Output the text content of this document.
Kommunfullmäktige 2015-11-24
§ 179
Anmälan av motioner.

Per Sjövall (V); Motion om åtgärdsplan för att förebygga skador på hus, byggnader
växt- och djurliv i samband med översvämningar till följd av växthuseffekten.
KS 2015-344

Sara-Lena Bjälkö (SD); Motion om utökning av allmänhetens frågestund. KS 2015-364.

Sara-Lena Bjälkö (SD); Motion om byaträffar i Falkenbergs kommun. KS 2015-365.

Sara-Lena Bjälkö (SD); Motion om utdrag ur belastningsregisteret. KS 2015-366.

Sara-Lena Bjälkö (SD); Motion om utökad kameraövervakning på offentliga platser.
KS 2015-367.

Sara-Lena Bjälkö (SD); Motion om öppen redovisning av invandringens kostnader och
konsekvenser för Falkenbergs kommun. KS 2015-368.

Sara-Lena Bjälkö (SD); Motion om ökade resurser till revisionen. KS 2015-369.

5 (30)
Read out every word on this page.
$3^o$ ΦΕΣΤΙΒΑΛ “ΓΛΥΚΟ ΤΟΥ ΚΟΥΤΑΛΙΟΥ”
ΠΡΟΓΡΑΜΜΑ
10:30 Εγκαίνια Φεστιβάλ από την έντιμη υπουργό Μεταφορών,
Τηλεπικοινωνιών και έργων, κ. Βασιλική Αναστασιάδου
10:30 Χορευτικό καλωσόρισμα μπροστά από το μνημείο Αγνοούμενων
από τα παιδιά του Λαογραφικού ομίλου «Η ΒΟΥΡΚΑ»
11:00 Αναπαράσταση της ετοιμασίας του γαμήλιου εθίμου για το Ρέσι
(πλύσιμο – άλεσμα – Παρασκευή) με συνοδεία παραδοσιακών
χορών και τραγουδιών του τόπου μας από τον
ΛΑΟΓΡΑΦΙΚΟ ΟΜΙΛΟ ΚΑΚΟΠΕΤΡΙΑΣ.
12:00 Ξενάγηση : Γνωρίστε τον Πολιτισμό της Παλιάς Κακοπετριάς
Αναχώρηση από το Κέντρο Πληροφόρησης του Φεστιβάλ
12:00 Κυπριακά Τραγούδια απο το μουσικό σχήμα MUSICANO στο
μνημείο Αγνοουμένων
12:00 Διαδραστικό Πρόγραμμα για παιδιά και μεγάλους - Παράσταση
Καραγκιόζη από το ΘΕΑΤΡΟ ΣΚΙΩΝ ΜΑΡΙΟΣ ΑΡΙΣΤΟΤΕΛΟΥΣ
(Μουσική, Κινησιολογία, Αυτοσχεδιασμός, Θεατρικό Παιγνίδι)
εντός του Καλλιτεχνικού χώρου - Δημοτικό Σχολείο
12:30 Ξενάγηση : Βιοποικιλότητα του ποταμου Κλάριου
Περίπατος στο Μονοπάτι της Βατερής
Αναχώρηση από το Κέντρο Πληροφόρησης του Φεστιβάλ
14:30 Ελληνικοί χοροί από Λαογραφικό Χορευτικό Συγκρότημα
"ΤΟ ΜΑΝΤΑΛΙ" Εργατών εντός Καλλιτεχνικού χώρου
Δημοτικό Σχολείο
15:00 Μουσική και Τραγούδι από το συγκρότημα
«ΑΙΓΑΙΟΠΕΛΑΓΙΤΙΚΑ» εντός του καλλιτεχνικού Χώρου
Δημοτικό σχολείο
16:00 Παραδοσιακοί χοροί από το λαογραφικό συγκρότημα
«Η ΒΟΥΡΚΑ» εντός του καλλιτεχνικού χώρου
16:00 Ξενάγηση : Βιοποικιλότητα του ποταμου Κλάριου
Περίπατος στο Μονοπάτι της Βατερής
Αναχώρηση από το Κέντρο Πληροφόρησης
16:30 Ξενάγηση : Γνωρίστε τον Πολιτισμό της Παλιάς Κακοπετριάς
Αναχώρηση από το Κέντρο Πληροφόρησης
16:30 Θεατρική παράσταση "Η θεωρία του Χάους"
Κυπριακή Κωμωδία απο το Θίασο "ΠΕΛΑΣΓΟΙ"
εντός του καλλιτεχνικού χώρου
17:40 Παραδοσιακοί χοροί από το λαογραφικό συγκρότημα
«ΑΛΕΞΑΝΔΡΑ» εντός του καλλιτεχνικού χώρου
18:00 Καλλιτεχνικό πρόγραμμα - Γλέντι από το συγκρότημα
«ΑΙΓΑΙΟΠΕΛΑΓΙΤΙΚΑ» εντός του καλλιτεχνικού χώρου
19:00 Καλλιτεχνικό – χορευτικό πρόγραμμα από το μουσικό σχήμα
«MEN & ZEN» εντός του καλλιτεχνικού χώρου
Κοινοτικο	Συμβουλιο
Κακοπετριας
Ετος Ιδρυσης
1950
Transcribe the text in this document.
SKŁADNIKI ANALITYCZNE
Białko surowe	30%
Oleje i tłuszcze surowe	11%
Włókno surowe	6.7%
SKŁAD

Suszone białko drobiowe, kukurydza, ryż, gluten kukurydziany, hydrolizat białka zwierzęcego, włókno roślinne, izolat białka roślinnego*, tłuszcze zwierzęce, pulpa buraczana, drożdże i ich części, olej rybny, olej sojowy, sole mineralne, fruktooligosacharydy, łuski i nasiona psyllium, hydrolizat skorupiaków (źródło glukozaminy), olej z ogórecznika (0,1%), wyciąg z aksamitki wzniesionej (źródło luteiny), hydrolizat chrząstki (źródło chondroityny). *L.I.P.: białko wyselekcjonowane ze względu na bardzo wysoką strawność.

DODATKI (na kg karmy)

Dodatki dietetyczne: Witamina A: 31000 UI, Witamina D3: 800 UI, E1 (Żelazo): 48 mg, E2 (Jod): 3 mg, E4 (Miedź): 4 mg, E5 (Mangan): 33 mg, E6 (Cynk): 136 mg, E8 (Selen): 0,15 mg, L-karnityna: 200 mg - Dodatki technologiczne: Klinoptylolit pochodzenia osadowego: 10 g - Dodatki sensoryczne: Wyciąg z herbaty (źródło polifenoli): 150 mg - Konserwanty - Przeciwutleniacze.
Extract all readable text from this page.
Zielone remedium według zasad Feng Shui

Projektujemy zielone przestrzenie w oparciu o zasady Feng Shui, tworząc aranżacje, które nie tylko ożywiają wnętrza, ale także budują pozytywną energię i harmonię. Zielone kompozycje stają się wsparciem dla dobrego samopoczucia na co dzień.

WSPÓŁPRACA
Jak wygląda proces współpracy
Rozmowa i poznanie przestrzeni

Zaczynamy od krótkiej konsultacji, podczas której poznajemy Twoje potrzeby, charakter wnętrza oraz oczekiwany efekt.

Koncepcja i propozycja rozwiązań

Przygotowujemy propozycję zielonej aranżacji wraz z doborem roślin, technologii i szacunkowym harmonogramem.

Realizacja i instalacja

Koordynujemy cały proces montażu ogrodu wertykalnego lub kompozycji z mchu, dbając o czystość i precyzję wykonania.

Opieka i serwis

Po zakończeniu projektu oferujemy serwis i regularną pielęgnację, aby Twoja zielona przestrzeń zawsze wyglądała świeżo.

(Exercise aim) Copy every line above that holds the word "document".

(Worked answer)
Output the text content of this document.
Transcribe the text in this document.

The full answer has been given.